= GOAL =
Extract every line of the material below and reproduce it faithfully.

= MATERIAL TO PROCESS =

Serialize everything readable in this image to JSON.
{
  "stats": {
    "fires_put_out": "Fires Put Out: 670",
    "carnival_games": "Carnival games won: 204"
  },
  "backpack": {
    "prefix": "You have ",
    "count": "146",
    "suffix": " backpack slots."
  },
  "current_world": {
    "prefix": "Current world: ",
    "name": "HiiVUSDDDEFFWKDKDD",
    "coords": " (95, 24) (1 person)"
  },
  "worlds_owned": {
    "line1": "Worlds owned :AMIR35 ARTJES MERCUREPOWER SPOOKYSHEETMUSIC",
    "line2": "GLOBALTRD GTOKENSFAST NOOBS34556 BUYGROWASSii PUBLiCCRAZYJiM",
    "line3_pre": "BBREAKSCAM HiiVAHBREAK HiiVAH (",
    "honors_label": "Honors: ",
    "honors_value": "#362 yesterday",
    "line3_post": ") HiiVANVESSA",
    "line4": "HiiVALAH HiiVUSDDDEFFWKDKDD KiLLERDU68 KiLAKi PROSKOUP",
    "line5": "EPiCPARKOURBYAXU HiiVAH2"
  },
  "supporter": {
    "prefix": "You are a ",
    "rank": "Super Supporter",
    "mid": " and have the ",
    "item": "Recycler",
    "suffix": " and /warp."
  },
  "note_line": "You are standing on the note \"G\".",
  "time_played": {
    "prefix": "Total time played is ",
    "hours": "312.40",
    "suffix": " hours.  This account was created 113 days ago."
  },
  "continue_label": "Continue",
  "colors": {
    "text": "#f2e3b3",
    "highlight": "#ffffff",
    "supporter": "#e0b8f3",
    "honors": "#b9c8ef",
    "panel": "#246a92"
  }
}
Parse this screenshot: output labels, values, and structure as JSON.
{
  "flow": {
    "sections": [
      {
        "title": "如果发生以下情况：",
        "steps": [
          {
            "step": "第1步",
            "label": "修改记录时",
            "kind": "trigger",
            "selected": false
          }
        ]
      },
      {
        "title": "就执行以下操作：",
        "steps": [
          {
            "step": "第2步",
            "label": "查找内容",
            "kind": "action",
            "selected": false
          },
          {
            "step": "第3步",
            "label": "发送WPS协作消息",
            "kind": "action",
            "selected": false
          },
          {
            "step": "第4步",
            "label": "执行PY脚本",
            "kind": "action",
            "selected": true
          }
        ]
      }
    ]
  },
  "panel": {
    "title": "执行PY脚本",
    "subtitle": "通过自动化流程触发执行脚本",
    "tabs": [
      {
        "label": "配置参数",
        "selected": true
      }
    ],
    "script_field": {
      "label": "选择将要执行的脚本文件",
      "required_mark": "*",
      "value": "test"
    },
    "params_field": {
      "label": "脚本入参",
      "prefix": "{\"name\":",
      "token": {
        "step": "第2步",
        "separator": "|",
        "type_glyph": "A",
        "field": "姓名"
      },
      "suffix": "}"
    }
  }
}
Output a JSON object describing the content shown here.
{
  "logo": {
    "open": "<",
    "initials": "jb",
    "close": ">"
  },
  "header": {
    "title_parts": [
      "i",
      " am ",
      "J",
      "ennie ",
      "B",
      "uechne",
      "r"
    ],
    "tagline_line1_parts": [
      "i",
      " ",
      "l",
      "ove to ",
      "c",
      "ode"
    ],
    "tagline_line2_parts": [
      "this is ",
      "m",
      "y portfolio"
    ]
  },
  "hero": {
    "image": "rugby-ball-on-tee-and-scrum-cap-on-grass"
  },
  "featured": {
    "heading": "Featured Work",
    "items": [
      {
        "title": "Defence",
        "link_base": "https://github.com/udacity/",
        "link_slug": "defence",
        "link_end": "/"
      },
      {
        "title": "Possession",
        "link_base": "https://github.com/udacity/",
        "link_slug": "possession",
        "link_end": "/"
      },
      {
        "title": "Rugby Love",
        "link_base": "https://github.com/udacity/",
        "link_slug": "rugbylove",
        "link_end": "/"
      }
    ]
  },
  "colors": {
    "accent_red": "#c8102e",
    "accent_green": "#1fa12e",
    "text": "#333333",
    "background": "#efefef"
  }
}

= RESULT OF THIS EXERCISE =
Serialize everything readable in this image to JSON.
{
  "stats": {
    "fires_put_out": "Fires Put Out: 670",
    "carnival_games": "Carnival games won: 204"
  },
  "backpack": {
    "prefix": "You have ",
    "count": "146",
    "suffix": " backpack slots."
  },
  "current_world": {
    "prefix": "Current world: ",
    "name": "HiiVUSDDDEFFWKDKDD",
    "coords": " (95, 24) (1 person)"
  },
  "worlds_owned": {
    "line1": "Worlds owned :AMIR35 ARTJES MERCUREPOWER SPOOKYSHEETMUSIC",
    "line2": "GLOBALTRD GTOKENSFAST NOOBS34556 BUYGROWASSii PUBLiCCRAZYJiM",
    "line3_pre": "BBREAKSCAM HiiVAHBREAK HiiVAH (",
    "honors_label": "Honors: ",
    "honors_value": "#362 yesterday",
    "line3_post": ") HiiVANVESSA",
    "line4": "HiiVALAH HiiVUSDDDEFFWKDKDD KiLLERDU68 KiLAKi PROSKOUP",
    "line5": "EPiCPARKOURBYAXU HiiVAH2"
  },
  "supporter": {
    "prefix": "You are a ",
    "rank": "Super Supporter",
    "mid": " and have the ",
    "item": "Recycler",
    "suffix": " and /warp."
  },
  "note_line": "You are standing on the note \"G\".",
  "time_played": {
    "prefix": "Total time played is ",
    "hours": "312.40",
    "suffix": " hours.  This account was created 113 days ago."
  },
  "continue_label": "Continue",
  "colors": {
    "text": "#f2e3b3",
    "highlight": "#ffffff",
    "supporter": "#e0b8f3",
    "honors": "#b9c8ef",
    "panel": "#246a92"
  }
}
Parse this screenshot: output labels, values, and structure as JSON.
{
  "flow": {
    "sections": [
      {
        "title": "如果发生以下情况：",
        "steps": [
          {
            "step": "第1步",
            "label": "修改记录时",
            "kind": "trigger",
            "selected": false
          }
        ]
      },
      {
        "title": "就执行以下操作：",
        "steps": [
          {
            "step": "第2步",
            "label": "查找内容",
            "kind": "action",
            "selected": false
          },
          {
            "step": "第3步",
            "label": "发送WPS协作消息",
            "kind": "action",
            "selected": false
          },
          {
            "step": "第4步",
            "label": "执行PY脚本",
            "kind": "action",
            "selected": true
          }
        ]
      }
    ]
  },
  "panel": {
    "title": "执行PY脚本",
    "subtitle": "通过自动化流程触发执行脚本",
    "tabs": [
      {
        "label": "配置参数",
        "selected": true
      }
    ],
    "script_field": {
      "label": "选择将要执行的脚本文件",
      "required_mark": "*",
      "value": "test"
    },
    "params_field": {
      "label": "脚本入参",
      "prefix": "{\"name\":",
      "token": {
        "step": "第2步",
        "separator": "|",
        "type_glyph": "A",
        "field": "姓名"
      },
      "suffix": "}"
    }
  }
}
Output a JSON object describing the content shown here.
{
  "logo": {
    "open": "<",
    "initials": "jb",
    "close": ">"
  },
  "header": {
    "title_parts": [
      "i",
      " am ",
      "J",
      "ennie ",
      "B",
      "uechne",
      "r"
    ],
    "tagline_line1_parts": [
      "i",
      " ",
      "l",
      "ove to ",
      "c",
      "ode"
    ],
    "tagline_line2_parts": [
      "this is ",
      "m",
      "y portfolio"
    ]
  },
  "hero": {
    "image": "rugby-ball-on-tee-and-scrum-cap-on-grass"
  },
  "featured": {
    "heading": "Featured Work",
    "items": [
      {
        "title": "Defence",
        "link_base": "https://github.com/udacity/",
        "link_slug": "defence",
        "link_end": "/"
      },
      {
        "title": "Possession",
        "link_base": "https://github.com/udacity/",
        "link_slug": "possession",
        "link_end": "/"
      },
      {
        "title": "Rugby Love",
        "link_base": "https://github.com/udacity/",
        "link_slug": "rugbylove",
        "link_end": "/"
      }
    ]
  },
  "colors": {
    "accent_red": "#c8102e",
    "accent_green": "#1fa12e",
    "text": "#333333",
    "background": "#efefef"
  }
}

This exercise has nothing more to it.